§ What you have to do: Look for the string "page" and copy every line that has it.

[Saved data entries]
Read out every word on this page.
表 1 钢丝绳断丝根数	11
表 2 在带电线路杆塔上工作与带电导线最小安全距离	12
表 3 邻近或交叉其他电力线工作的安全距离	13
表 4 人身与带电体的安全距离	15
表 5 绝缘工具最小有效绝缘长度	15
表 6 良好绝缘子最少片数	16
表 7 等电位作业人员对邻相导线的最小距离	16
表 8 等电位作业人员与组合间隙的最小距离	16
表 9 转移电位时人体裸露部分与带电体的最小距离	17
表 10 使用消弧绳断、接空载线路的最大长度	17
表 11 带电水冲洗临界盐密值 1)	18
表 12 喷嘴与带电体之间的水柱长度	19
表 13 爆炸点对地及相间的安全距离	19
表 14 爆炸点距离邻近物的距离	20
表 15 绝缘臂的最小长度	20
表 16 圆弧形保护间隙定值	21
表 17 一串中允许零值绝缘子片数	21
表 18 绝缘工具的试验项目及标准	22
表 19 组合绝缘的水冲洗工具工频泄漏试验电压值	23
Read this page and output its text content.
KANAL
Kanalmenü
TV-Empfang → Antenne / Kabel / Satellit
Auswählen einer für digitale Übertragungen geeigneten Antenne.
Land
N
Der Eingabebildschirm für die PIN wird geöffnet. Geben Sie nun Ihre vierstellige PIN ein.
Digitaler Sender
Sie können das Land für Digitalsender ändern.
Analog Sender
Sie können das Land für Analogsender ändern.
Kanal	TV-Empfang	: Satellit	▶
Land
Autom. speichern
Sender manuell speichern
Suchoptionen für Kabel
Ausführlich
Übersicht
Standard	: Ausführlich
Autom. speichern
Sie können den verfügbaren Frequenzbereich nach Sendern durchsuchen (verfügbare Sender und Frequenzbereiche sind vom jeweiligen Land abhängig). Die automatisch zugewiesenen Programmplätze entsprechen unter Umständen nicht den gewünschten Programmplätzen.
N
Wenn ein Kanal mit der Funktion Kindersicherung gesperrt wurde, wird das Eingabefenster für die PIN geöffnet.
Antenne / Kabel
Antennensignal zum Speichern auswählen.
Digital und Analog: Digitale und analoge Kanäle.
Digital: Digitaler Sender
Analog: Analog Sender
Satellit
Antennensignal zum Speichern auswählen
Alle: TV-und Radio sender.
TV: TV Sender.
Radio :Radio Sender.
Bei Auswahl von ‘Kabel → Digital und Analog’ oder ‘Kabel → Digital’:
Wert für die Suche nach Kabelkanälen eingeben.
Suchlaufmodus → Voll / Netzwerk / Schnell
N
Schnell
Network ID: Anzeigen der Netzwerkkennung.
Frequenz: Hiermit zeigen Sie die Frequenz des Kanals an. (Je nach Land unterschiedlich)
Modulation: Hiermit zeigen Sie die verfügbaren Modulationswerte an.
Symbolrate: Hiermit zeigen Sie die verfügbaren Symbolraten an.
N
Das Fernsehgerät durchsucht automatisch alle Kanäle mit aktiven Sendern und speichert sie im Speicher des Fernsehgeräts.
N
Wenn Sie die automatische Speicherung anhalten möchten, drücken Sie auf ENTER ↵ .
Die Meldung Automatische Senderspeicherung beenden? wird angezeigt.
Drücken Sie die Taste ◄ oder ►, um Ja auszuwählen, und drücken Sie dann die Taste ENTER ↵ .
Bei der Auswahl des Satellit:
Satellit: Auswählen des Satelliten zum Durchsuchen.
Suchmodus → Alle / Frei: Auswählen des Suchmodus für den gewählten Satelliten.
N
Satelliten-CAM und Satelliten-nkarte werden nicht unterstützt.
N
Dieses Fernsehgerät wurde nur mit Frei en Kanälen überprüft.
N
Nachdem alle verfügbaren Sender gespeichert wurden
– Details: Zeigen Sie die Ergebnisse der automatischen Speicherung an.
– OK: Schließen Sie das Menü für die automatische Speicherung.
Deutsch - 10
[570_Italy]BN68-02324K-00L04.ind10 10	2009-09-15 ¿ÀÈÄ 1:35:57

§ Response to this task:
Read out every word on this page.
Read this page and output its text content.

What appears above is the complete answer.